╭─ GIVEN RECORDS
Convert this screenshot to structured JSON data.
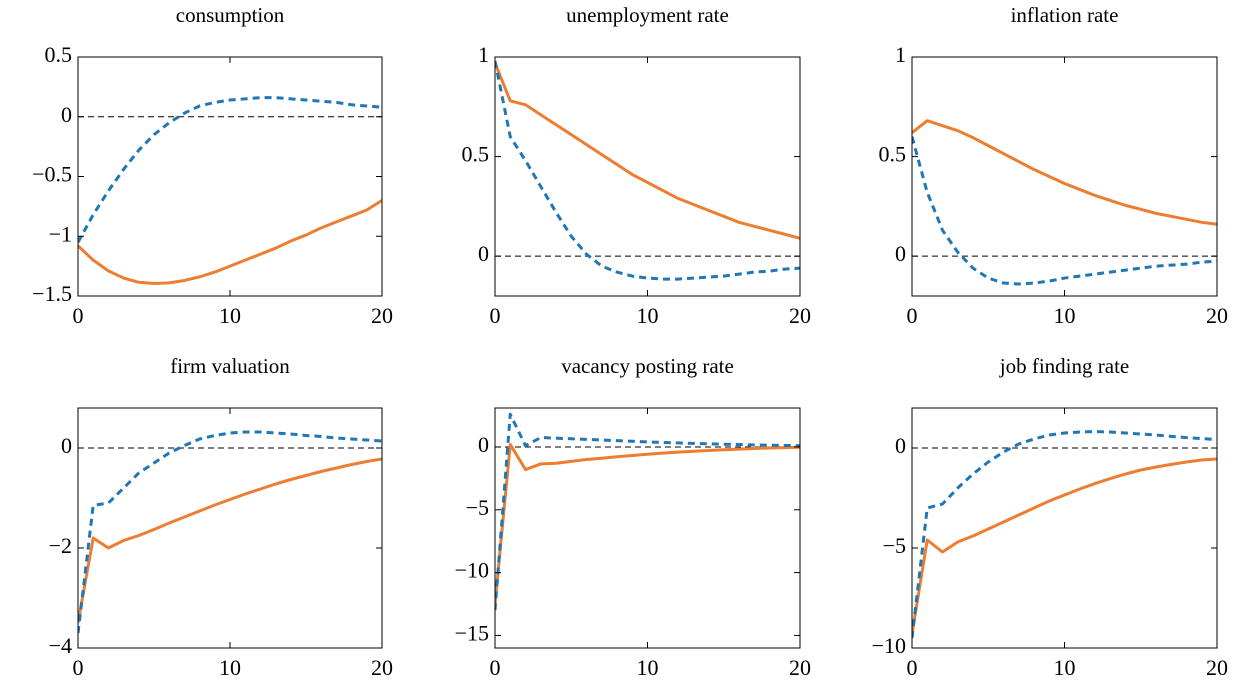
{
  "chart_data": [
    {
      "type": "line",
      "title": "consumption",
      "x": [
        0,
        1,
        2,
        3,
        4,
        5,
        6,
        7,
        8,
        9,
        10,
        11,
        12,
        13,
        14,
        15,
        16,
        17,
        18,
        19,
        20
      ],
      "xlim": [
        0,
        20
      ],
      "xticks": [
        0,
        10,
        20
      ],
      "ylim": [
        -1.5,
        0.5
      ],
      "yticks": [
        {
          "value": -1.5,
          "label": "−1.5"
        },
        {
          "value": -1,
          "label": "−1"
        },
        {
          "value": -0.5,
          "label": "−0.5"
        },
        0,
        0.5
      ],
      "zero_line": true,
      "series": [
        {
          "color": "#ed7d31",
          "style": "solid",
          "values": [
            -1.08,
            -1.2,
            -1.29,
            -1.35,
            -1.385,
            -1.395,
            -1.39,
            -1.37,
            -1.34,
            -1.3,
            -1.25,
            -1.2,
            -1.15,
            -1.1,
            -1.04,
            -0.99,
            -0.93,
            -0.88,
            -0.83,
            -0.78,
            -0.7
          ]
        },
        {
          "color": "#1f77b4",
          "style": "dashed",
          "values": [
            -1.05,
            -0.82,
            -0.62,
            -0.44,
            -0.28,
            -0.15,
            -0.05,
            0.03,
            0.09,
            0.12,
            0.14,
            0.15,
            0.16,
            0.16,
            0.15,
            0.14,
            0.13,
            0.12,
            0.1,
            0.09,
            0.08
          ]
        }
      ]
    },
    {
      "type": "line",
      "title": "unemployment rate",
      "x": [
        0,
        1,
        2,
        3,
        4,
        5,
        6,
        7,
        8,
        9,
        10,
        11,
        12,
        13,
        14,
        15,
        16,
        17,
        18,
        19,
        20
      ],
      "xlim": [
        0,
        20
      ],
      "xticks": [
        0,
        10,
        20
      ],
      "ylim": [
        -0.2,
        1
      ],
      "yticks": [
        0,
        0.5,
        1
      ],
      "zero_line": true,
      "series": [
        {
          "color": "#ed7d31",
          "style": "solid",
          "values": [
            0.97,
            0.78,
            0.76,
            0.71,
            0.66,
            0.61,
            0.56,
            0.51,
            0.46,
            0.41,
            0.37,
            0.33,
            0.29,
            0.26,
            0.23,
            0.2,
            0.17,
            0.15,
            0.13,
            0.11,
            0.09
          ]
        },
        {
          "color": "#1f77b4",
          "style": "dashed",
          "values": [
            0.98,
            0.6,
            0.48,
            0.35,
            0.22,
            0.1,
            0.01,
            -0.05,
            -0.08,
            -0.1,
            -0.11,
            -0.115,
            -0.115,
            -0.11,
            -0.105,
            -0.1,
            -0.09,
            -0.08,
            -0.075,
            -0.065,
            -0.06
          ]
        }
      ]
    },
    {
      "type": "line",
      "title": "inflation rate",
      "x": [
        0,
        1,
        2,
        3,
        4,
        5,
        6,
        7,
        8,
        9,
        10,
        11,
        12,
        13,
        14,
        15,
        16,
        17,
        18,
        19,
        20
      ],
      "xlim": [
        0,
        20
      ],
      "xticks": [
        0,
        10,
        20
      ],
      "ylim": [
        -0.2,
        1
      ],
      "yticks": [
        0,
        0.5,
        1
      ],
      "zero_line": true,
      "series": [
        {
          "color": "#ed7d31",
          "style": "solid",
          "values": [
            0.62,
            0.68,
            0.655,
            0.63,
            0.595,
            0.555,
            0.515,
            0.475,
            0.435,
            0.4,
            0.365,
            0.335,
            0.305,
            0.28,
            0.255,
            0.235,
            0.215,
            0.2,
            0.185,
            0.17,
            0.16
          ]
        },
        {
          "color": "#1f77b4",
          "style": "dashed",
          "values": [
            0.6,
            0.32,
            0.13,
            0.02,
            -0.06,
            -0.11,
            -0.135,
            -0.14,
            -0.135,
            -0.125,
            -0.11,
            -0.1,
            -0.09,
            -0.08,
            -0.07,
            -0.06,
            -0.05,
            -0.045,
            -0.04,
            -0.03,
            -0.025
          ]
        }
      ]
    },
    {
      "type": "line",
      "title": "firm valuation",
      "x": [
        0,
        1,
        2,
        3,
        4,
        5,
        6,
        7,
        8,
        9,
        10,
        11,
        12,
        13,
        14,
        15,
        16,
        17,
        18,
        19,
        20
      ],
      "xlim": [
        0,
        20
      ],
      "xticks": [
        0,
        10,
        20
      ],
      "ylim": [
        -4,
        0.8
      ],
      "yticks": [
        {
          "value": -4,
          "label": "−4"
        },
        {
          "value": -2,
          "label": "−2"
        },
        0
      ],
      "zero_line": true,
      "series": [
        {
          "color": "#ed7d31",
          "style": "solid",
          "values": [
            -3.5,
            -1.8,
            -2.0,
            -1.85,
            -1.75,
            -1.63,
            -1.5,
            -1.38,
            -1.26,
            -1.14,
            -1.03,
            -0.92,
            -0.82,
            -0.72,
            -0.63,
            -0.55,
            -0.47,
            -0.4,
            -0.33,
            -0.27,
            -0.22
          ]
        },
        {
          "color": "#1f77b4",
          "style": "dashed",
          "values": [
            -3.7,
            -1.15,
            -1.1,
            -0.8,
            -0.5,
            -0.3,
            -0.1,
            0.05,
            0.18,
            0.25,
            0.3,
            0.32,
            0.32,
            0.3,
            0.28,
            0.25,
            0.23,
            0.2,
            0.18,
            0.16,
            0.14
          ]
        }
      ]
    },
    {
      "type": "line",
      "title": "vacancy posting rate",
      "x": [
        0,
        1,
        2,
        3,
        4,
        5,
        6,
        7,
        8,
        9,
        10,
        11,
        12,
        13,
        14,
        15,
        16,
        17,
        18,
        19,
        20
      ],
      "xlim": [
        0,
        20
      ],
      "xticks": [
        0,
        10,
        20
      ],
      "ylim": [
        -16,
        3.1
      ],
      "yticks": [
        {
          "value": -15,
          "label": "−15"
        },
        {
          "value": -10,
          "label": "−10"
        },
        {
          "value": -5,
          "label": "−5"
        },
        0
      ],
      "zero_line": true,
      "series": [
        {
          "color": "#ed7d31",
          "style": "solid",
          "values": [
            -12.5,
            0.2,
            -1.8,
            -1.35,
            -1.3,
            -1.15,
            -1.0,
            -0.9,
            -0.78,
            -0.68,
            -0.58,
            -0.49,
            -0.41,
            -0.34,
            -0.28,
            -0.22,
            -0.17,
            -0.12,
            -0.08,
            -0.05,
            -0.02
          ]
        },
        {
          "color": "#1f77b4",
          "style": "dashed",
          "values": [
            -13,
            2.6,
            0.1,
            0.75,
            0.7,
            0.65,
            0.6,
            0.55,
            0.5,
            0.45,
            0.4,
            0.36,
            0.32,
            0.28,
            0.25,
            0.22,
            0.19,
            0.16,
            0.14,
            0.12,
            0.1
          ]
        }
      ]
    },
    {
      "type": "line",
      "title": "job finding rate",
      "x": [
        0,
        1,
        2,
        3,
        4,
        5,
        6,
        7,
        8,
        9,
        10,
        11,
        12,
        13,
        14,
        15,
        16,
        17,
        18,
        19,
        20
      ],
      "xlim": [
        0,
        20
      ],
      "xticks": [
        0,
        10,
        20
      ],
      "ylim": [
        -10,
        2
      ],
      "yticks": [
        {
          "value": -10,
          "label": "−10"
        },
        {
          "value": -5,
          "label": "−5"
        },
        0
      ],
      "zero_line": true,
      "series": [
        {
          "color": "#ed7d31",
          "style": "solid",
          "values": [
            -9.3,
            -4.6,
            -5.2,
            -4.7,
            -4.4,
            -4.05,
            -3.7,
            -3.35,
            -3.0,
            -2.65,
            -2.35,
            -2.05,
            -1.78,
            -1.53,
            -1.3,
            -1.1,
            -0.95,
            -0.82,
            -0.7,
            -0.6,
            -0.55
          ]
        },
        {
          "color": "#1f77b4",
          "style": "dashed",
          "values": [
            -9.5,
            -3.0,
            -2.8,
            -2.0,
            -1.3,
            -0.7,
            -0.2,
            0.2,
            0.45,
            0.65,
            0.75,
            0.8,
            0.82,
            0.8,
            0.75,
            0.7,
            0.65,
            0.58,
            0.52,
            0.47,
            0.42
          ]
        }
      ]
    }
  ]
}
╰─
→ **TASK PROMPT**: Pull every line containing "label" from the data.

→ **CORRECT OUTPUT**:
          "label": "−1.5"
          "label": "−1"
          "label": "−0.5"
          "label": "−4"
          "label": "−2"
          "label": "−15"
          "label": "−10"
          "label": "−5"
          "label": "−10"
          "label": "−5"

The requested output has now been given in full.